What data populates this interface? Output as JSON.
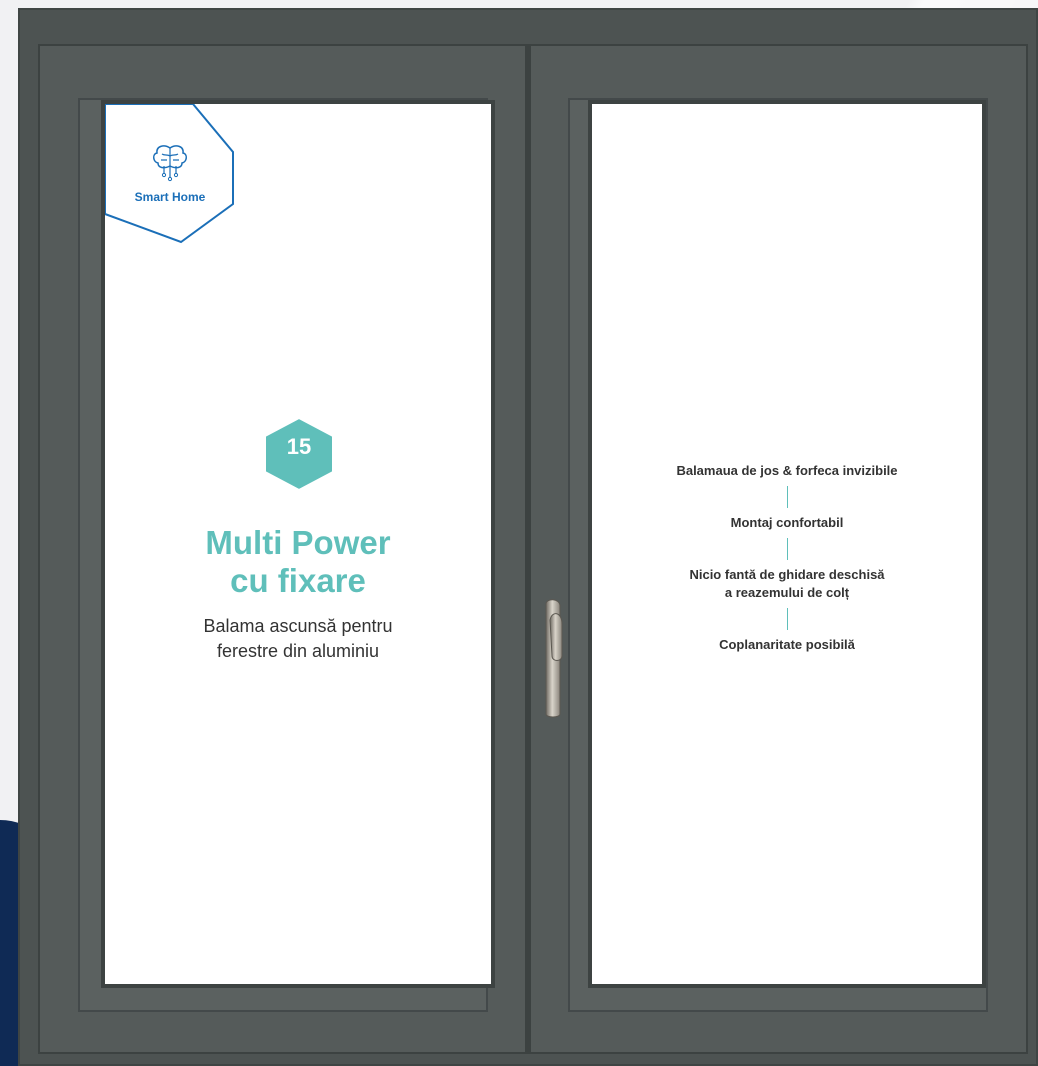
{
  "badge": {
    "label": "Smart Home",
    "icon": "brain-circuit-icon",
    "color": "#1b6fb8"
  },
  "product": {
    "number": "15",
    "title_line1": "Multi Power",
    "title_line2": "cu fixare",
    "subtitle_line1": "Balama ascunsă pentru",
    "subtitle_line2": "ferestre din aluminiu",
    "accent_color": "#5fbfba"
  },
  "features": [
    {
      "line1": "Balamaua de jos & forfeca invizibile"
    },
    {
      "line1": "Montaj confortabil"
    },
    {
      "line1": "Nicio fantă de ghidare deschisă",
      "line2": "a reazemului de colț"
    },
    {
      "line1": "Coplanaritate posibilă"
    }
  ],
  "frame_color": "#4d5352"
}
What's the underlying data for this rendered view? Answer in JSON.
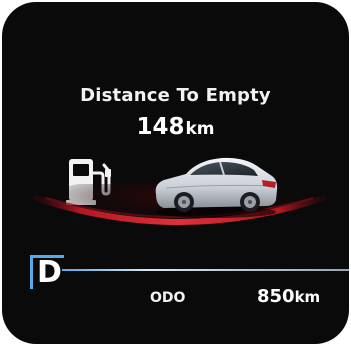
{
  "distance_to_empty": {
    "label": "Distance To Empty",
    "value": "148",
    "unit": "km"
  },
  "gear": {
    "position": "D"
  },
  "odometer": {
    "label": "ODO",
    "value": "850",
    "unit": "km"
  },
  "colors": {
    "background": "#0a0a0a",
    "text": "#ffffff",
    "accent_blue": "#5aa9e6",
    "arc_red": "#c0202a",
    "car_silver": "#d9dde3"
  },
  "icons": {
    "fuel": "fuel-pump-icon",
    "car": "car-icon"
  }
}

::::

*Required work:* Reproduce the material above verbatim; omit every picture.

*Result:*
What data populates this interface? Output as JSON.
{
  "badge": {
    "label": "Smart Home",
    "icon": "brain-circuit-icon",
    "color": "#1b6fb8"
  },
  "product": {
    "number": "15",
    "title_line1": "Multi Power",
    "title_line2": "cu fixare",
    "subtitle_line1": "Balama ascunsă pentru",
    "subtitle_line2": "ferestre din aluminiu",
    "accent_color": "#5fbfba"
  },
  "features": [
    {
      "line1": "Balamaua de jos & forfeca invizibile"
    },
    {
      "line1": "Montaj confortabil"
    },
    {
      "line1": "Nicio fantă de ghidare deschisă",
      "line2": "a reazemului de colț"
    },
    {
      "line1": "Coplanaritate posibilă"
    }
  ],
  "frame_color": "#4d5352"
}
What's the underlying data for this rendered view? Answer in JSON.
{
  "distance_to_empty": {
    "label": "Distance To Empty",
    "value": "148",
    "unit": "km"
  },
  "gear": {
    "position": "D"
  },
  "odometer": {
    "label": "ODO",
    "value": "850",
    "unit": "km"
  },
  "colors": {
    "background": "#0a0a0a",
    "text": "#ffffff",
    "accent_blue": "#5aa9e6",
    "arc_red": "#c0202a",
    "car_silver": "#d9dde3"
  },
  "icons": {
    "fuel": "fuel-pump-icon",
    "car": "car-icon"
  }
}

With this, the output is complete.